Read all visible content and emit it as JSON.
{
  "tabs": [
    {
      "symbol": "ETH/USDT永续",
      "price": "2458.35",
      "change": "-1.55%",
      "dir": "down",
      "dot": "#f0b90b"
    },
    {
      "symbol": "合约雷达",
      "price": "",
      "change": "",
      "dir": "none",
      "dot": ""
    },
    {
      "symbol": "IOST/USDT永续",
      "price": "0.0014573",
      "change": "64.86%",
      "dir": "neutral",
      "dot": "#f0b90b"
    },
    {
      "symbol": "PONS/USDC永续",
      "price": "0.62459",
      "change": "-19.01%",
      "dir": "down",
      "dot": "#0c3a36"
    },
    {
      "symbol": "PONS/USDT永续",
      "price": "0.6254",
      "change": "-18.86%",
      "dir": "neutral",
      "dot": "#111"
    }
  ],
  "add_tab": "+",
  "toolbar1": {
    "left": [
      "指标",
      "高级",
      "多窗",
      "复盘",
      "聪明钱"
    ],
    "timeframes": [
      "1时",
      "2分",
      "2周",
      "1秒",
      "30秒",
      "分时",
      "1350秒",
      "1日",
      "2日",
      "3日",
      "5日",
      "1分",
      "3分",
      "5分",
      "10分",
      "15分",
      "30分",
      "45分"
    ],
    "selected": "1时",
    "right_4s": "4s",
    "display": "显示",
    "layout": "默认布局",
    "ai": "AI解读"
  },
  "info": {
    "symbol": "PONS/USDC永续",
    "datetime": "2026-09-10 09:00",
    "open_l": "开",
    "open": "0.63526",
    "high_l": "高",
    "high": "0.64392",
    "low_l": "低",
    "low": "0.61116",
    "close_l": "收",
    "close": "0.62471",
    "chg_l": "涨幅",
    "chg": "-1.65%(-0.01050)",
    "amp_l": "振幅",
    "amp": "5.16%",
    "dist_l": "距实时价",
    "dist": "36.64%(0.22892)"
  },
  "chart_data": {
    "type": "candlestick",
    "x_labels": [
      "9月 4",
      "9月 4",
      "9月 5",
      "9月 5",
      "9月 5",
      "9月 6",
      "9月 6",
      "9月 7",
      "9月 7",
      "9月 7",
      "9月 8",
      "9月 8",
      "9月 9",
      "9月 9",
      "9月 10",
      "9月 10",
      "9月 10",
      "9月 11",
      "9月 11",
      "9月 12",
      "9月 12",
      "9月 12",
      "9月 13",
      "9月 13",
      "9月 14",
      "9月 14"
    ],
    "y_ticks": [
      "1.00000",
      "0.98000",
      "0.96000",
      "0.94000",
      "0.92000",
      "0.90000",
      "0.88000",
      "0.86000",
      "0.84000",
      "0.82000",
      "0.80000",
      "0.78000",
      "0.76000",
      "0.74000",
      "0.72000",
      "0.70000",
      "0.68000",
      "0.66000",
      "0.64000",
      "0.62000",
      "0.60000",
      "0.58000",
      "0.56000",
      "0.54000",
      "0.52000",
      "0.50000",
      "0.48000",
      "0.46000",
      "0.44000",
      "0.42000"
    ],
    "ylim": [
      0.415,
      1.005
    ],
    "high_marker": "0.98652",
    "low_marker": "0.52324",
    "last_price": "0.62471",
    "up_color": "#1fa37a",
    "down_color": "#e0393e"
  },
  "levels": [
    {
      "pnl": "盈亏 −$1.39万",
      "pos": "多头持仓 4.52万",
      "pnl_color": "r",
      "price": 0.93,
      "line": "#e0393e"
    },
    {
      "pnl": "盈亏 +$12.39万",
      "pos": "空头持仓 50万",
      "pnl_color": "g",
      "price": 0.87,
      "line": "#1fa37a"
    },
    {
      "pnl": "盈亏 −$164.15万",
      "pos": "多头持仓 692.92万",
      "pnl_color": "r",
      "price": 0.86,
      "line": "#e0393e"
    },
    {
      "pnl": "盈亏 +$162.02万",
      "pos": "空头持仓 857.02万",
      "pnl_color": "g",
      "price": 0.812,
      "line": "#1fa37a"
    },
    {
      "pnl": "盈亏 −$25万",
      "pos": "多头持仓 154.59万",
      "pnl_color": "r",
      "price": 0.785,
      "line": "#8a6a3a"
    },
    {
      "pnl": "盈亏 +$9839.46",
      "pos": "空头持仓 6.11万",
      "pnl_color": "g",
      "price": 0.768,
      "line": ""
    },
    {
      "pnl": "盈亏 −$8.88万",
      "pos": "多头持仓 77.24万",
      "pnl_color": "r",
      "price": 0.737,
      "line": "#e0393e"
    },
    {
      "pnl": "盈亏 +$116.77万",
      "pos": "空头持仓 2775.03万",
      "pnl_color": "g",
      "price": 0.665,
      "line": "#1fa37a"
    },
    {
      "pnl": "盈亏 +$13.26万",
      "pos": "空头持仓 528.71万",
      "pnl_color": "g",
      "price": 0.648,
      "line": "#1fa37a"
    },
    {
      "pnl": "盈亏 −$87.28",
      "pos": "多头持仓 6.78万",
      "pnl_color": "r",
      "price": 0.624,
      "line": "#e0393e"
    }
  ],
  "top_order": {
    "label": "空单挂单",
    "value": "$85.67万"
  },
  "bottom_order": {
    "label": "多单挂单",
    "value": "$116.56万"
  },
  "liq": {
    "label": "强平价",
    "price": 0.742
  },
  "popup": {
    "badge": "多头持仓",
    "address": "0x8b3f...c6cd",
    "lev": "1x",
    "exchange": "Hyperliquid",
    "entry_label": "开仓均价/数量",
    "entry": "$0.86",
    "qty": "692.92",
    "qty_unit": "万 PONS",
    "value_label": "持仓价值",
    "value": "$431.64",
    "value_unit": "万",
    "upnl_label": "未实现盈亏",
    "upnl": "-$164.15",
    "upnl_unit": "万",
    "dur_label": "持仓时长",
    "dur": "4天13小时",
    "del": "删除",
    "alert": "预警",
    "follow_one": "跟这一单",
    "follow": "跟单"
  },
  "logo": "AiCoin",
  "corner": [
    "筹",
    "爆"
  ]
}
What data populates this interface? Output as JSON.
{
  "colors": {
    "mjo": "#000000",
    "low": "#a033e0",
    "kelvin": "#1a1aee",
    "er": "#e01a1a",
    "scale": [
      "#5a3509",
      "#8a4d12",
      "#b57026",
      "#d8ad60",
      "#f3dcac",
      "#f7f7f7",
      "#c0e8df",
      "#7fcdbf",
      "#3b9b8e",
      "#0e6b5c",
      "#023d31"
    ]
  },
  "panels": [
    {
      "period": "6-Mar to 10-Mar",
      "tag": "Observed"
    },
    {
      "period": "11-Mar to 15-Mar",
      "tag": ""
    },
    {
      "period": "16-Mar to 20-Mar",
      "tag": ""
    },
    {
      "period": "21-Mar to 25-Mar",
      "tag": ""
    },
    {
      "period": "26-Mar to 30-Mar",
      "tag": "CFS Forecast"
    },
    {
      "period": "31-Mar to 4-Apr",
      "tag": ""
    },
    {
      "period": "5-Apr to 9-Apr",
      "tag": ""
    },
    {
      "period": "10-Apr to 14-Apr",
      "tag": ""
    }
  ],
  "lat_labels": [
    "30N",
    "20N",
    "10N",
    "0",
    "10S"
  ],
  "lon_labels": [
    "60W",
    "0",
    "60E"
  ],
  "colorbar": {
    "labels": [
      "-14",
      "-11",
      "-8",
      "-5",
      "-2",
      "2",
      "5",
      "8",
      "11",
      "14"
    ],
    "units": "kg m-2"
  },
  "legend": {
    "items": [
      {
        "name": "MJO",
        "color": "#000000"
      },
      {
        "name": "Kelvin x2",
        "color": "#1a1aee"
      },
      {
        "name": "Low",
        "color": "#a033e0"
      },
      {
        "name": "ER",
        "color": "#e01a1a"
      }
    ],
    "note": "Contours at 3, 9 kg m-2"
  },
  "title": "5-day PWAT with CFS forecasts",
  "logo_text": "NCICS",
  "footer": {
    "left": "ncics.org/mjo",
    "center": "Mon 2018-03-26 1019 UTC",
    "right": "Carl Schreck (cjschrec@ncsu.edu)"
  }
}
#####
■ WHAT NEEDS TO BE DONE
Take every line containing the word "USDC永续" and copy it.

■ EXERCISE RESULT
      "symbol": "PONS/USDC永续",
    "symbol": "PONS/USDC永续",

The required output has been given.